▸ What to do:
Extend the article on the Born in the U.S.A. recording sessions, picking up right after its final sentence.

▸ Supplied text:
____________________

Out by the gas fires of the refinery – The ‘Other’ Born In The USAs, Part One

In January 1982, just a few months after the final show of  The River Tour, recording sessions for Bruce Springsteen’s next album got under way.

These sessions fell right in the midst of Bruce’s most creative and prolific period. Just look at the sheer bounty of songs that were recorded and cut from Darkness… and The River. Each of those albums has received the lavish archival treatment with a load of previously unreleased gems seeing daylight for the first time – on top of those already released on Tracks!

Born In The U.S.A was no exception – according to Max Weinberg nearly 80 songs were recorded over the course of the entire. Springsteen and co-producer Chuck Plotkin have cited 70 but it’s likely that the Mighty Max Weinberg is counting those ten songs which made up Nebraska – as it’s almost impossible to separate the writing periods for the songs that made up the two albums’ sessions.

____________________

▸ Record excerpts:
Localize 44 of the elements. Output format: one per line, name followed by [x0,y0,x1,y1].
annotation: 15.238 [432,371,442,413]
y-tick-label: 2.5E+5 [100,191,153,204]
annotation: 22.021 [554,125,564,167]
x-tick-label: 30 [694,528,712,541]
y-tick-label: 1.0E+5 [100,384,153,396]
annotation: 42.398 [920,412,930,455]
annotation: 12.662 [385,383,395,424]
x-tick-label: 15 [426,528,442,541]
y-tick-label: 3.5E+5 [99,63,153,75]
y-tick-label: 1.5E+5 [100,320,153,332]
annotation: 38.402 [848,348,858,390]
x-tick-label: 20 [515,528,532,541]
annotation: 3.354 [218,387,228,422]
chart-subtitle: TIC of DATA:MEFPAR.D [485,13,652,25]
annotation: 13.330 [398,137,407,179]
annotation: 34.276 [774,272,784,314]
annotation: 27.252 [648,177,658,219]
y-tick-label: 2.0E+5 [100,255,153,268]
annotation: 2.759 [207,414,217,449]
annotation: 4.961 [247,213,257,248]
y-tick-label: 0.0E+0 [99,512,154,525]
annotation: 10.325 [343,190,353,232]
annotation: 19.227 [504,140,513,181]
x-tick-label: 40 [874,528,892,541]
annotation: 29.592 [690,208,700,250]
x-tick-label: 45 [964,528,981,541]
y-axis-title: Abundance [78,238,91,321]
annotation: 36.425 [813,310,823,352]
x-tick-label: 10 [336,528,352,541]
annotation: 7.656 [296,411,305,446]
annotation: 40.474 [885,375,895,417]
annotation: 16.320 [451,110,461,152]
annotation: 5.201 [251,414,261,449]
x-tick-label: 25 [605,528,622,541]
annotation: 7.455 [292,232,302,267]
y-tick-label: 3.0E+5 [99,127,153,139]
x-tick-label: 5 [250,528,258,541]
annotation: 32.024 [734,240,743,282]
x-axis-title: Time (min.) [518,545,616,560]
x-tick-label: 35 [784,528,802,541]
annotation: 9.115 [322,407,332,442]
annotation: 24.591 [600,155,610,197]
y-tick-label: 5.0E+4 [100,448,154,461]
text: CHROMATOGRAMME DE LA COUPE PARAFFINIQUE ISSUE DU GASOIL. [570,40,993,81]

____________________

▸ Task response:
Yet while there’s a clamouring for it, it’s unlikely that Born In The USA will ever receive the same treatment as its predecessors. Springsteen has, with the distance of time, grown less effusive in his praise for it – “‘Born in the U.S.A’ more or less stood by itself. The rest of the album contains a group of songs about which I’ve always had some ambivalence” – and Tunnel of Love was a determined move away from the sound and scope of Born In The USA with subsequent albums shying further away from it’s naked, world-conquering ambition.

Either way you look at it, there were several versions of ‘an album’ that were ready to go before we got the Born In The USA we know today. So let’s take a look at ’em.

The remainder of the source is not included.